Start of The data
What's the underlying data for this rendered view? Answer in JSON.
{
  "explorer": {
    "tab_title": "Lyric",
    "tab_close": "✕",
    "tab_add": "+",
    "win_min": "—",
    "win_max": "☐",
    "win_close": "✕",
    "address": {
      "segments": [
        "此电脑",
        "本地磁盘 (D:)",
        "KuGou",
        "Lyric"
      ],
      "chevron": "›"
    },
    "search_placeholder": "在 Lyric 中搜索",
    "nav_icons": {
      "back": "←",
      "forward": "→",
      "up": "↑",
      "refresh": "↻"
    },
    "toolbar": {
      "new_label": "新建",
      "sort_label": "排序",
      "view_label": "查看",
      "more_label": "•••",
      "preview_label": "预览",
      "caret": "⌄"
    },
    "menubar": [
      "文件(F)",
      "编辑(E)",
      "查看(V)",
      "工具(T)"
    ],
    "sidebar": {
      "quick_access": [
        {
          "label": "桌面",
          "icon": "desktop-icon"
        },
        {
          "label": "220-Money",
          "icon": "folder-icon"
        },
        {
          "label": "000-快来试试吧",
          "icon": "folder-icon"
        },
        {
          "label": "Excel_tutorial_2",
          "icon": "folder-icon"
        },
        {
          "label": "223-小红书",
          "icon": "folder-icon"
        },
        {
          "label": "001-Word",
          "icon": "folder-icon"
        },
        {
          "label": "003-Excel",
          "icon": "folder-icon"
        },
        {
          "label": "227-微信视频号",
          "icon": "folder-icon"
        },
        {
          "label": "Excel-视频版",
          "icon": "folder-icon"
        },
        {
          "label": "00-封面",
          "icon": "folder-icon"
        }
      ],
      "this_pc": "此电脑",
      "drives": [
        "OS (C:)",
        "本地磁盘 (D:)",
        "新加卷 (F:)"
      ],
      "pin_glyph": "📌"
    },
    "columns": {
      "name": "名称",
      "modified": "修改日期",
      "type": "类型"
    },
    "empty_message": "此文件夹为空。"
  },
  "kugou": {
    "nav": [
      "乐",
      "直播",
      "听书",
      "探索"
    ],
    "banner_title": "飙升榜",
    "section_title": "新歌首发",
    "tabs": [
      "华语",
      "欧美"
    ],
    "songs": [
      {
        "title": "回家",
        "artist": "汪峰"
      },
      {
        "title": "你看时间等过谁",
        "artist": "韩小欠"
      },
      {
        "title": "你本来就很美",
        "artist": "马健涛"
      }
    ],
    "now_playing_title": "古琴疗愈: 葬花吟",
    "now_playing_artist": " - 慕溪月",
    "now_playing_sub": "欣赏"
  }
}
End of The data
Copy out the material word for word and line for line.

Result of the task -
What's the underlying data for this rendered view? Answer in JSON.
{
  "explorer": {
    "tab_title": "Lyric",
    "tab_close": "✕",
    "tab_add": "+",
    "win_min": "—",
    "win_max": "☐",
    "win_close": "✕",
    "address": {
      "segments": [
        "此电脑",
        "本地磁盘 (D:)",
        "KuGou",
        "Lyric"
      ],
      "chevron": "›"
    },
    "search_placeholder": "在 Lyric 中搜索",
    "nav_icons": {
      "back": "←",
      "forward": "→",
      "up": "↑",
      "refresh": "↻"
    },
    "toolbar": {
      "new_label": "新建",
      "sort_label": "排序",
      "view_label": "查看",
      "more_label": "•••",
      "preview_label": "预览",
      "caret": "⌄"
    },
    "menubar": [
      "文件(F)",
      "编辑(E)",
      "查看(V)",
      "工具(T)"
    ],
    "sidebar": {
      "quick_access": [
        {
          "label": "桌面",
          "icon": "desktop-icon"
        },
        {
          "label": "220-Money",
          "icon": "folder-icon"
        },
        {
          "label": "000-快来试试吧",
          "icon": "folder-icon"
        },
        {
          "label": "Excel_tutorial_2",
          "icon": "folder-icon"
        },
        {
          "label": "223-小红书",
          "icon": "folder-icon"
        },
        {
          "label": "001-Word",
          "icon": "folder-icon"
        },
        {
          "label": "003-Excel",
          "icon": "folder-icon"
        },
        {
          "label": "227-微信视频号",
          "icon": "folder-icon"
        },
        {
          "label": "Excel-视频版",
          "icon": "folder-icon"
        },
        {
          "label": "00-封面",
          "icon": "folder-icon"
        }
      ],
      "this_pc": "此电脑",
      "drives": [
        "OS (C:)",
        "本地磁盘 (D:)",
        "新加卷 (F:)"
      ],
      "pin_glyph": "📌"
    },
    "columns": {
      "name": "名称",
      "modified": "修改日期",
      "type": "类型"
    },
    "empty_message": "此文件夹为空。"
  },
  "kugou": {
    "nav": [
      "乐",
      "直播",
      "听书",
      "探索"
    ],
    "banner_title": "飙升榜",
    "section_title": "新歌首发",
    "tabs": [
      "华语",
      "欧美"
    ],
    "songs": [
      {
        "title": "回家",
        "artist": "汪峰"
      },
      {
        "title": "你看时间等过谁",
        "artist": "韩小欠"
      },
      {
        "title": "你本来就很美",
        "artist": "马健涛"
      }
    ],
    "now_playing_title": "古琴疗愈: 葬花吟",
    "now_playing_artist": " - 慕溪月",
    "now_playing_sub": "欣赏"
  }
}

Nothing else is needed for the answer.